## Problem
Track down every line below that holds "year" and copy it.

★ ★ ★

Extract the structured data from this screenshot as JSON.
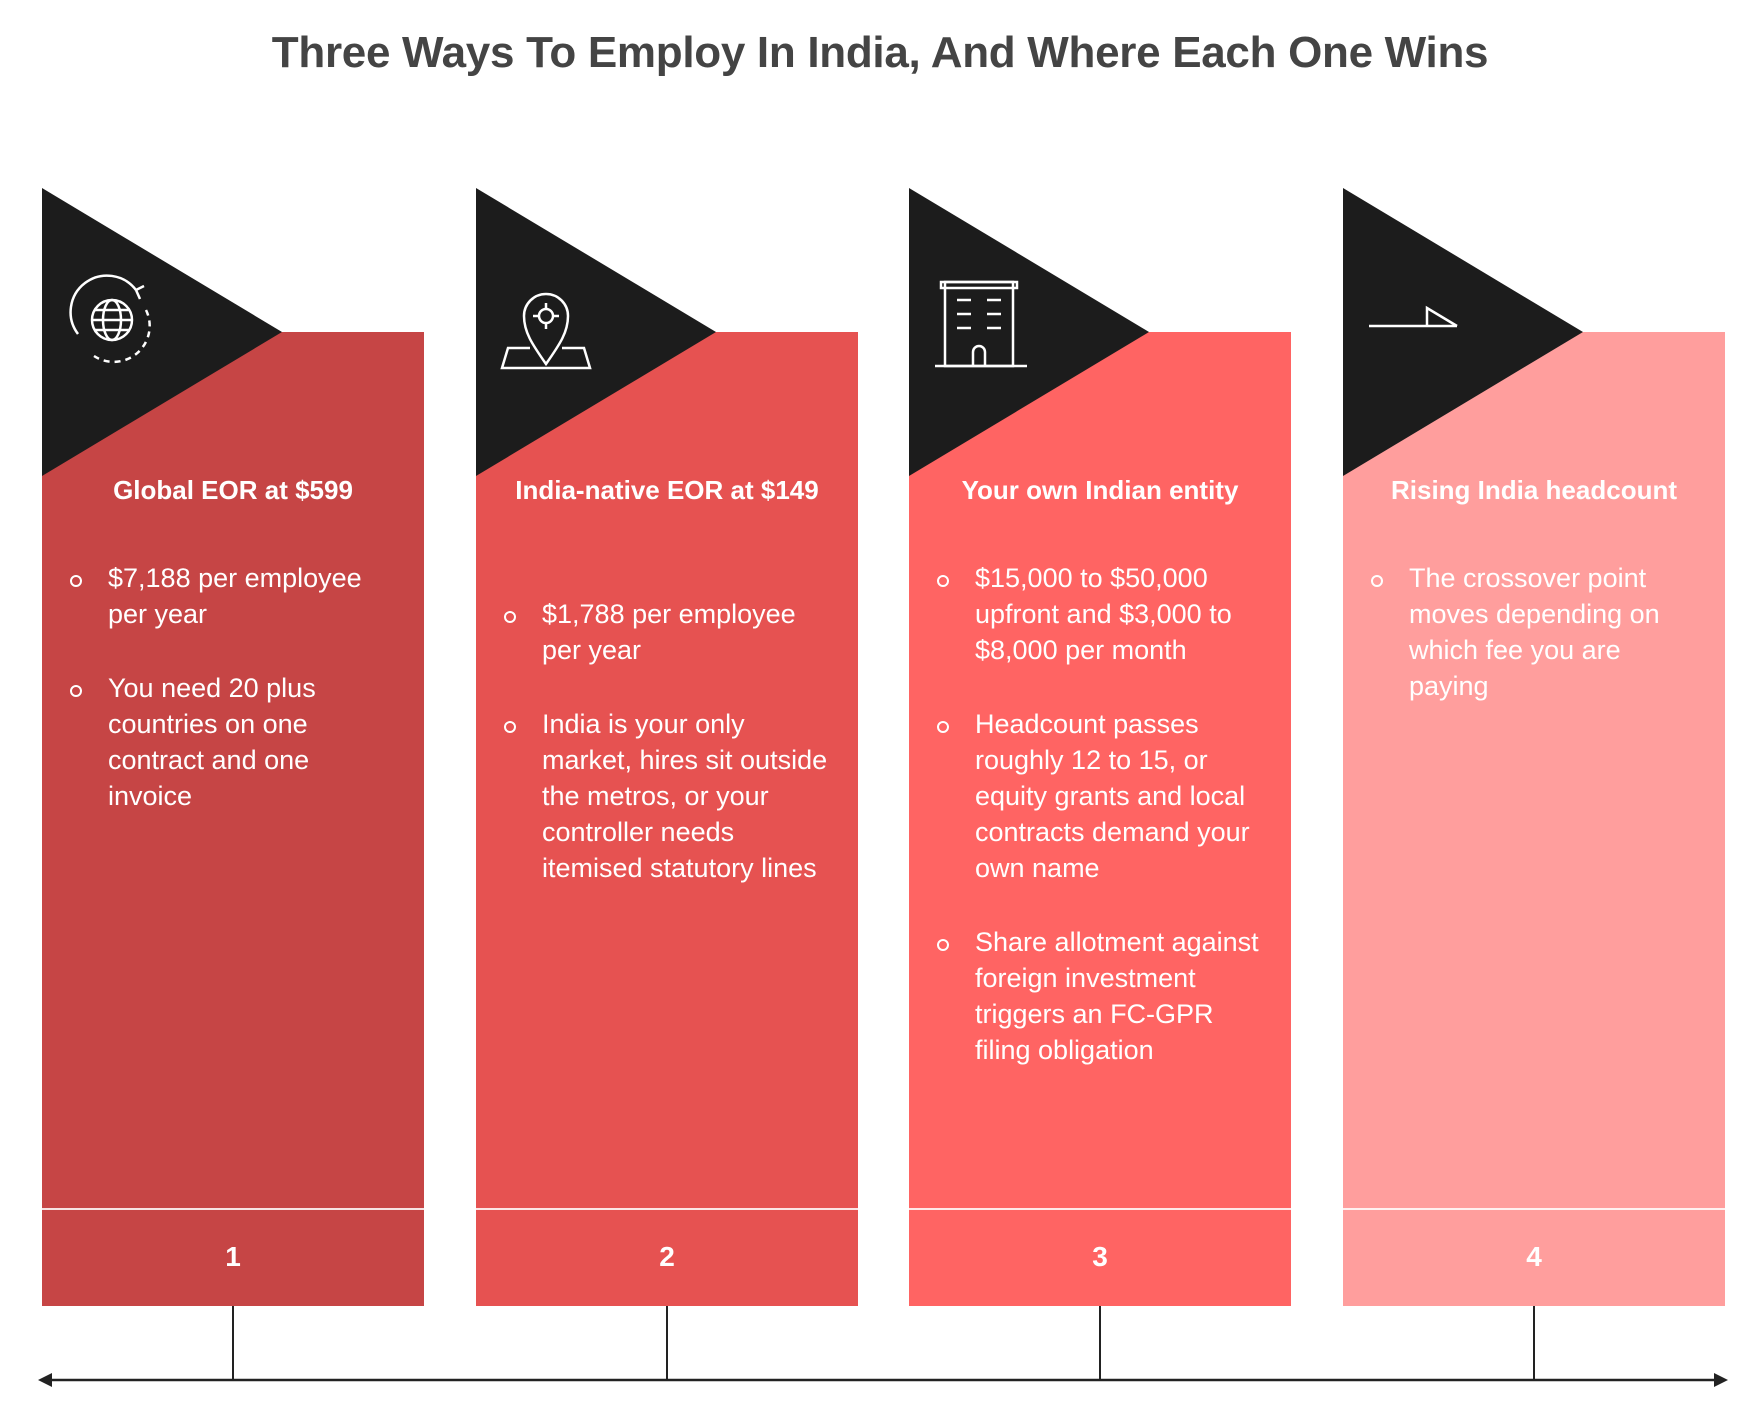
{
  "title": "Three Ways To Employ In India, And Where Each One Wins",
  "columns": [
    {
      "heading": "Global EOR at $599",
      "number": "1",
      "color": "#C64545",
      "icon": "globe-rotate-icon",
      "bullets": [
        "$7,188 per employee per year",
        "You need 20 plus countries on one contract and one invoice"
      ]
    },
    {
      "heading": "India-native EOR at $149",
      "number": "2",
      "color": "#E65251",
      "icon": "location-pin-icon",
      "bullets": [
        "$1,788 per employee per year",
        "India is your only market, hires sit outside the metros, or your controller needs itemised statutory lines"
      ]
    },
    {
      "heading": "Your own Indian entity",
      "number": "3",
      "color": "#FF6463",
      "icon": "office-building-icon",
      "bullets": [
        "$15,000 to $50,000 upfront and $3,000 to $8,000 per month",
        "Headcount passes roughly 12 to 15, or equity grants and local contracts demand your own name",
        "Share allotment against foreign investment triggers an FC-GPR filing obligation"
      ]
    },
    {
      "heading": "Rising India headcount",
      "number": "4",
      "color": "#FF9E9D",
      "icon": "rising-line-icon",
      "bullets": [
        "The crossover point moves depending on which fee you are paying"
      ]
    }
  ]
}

★ ★ ★

## Task response
        "$7,188 per employee per year",
        "$1,788 per employee per year",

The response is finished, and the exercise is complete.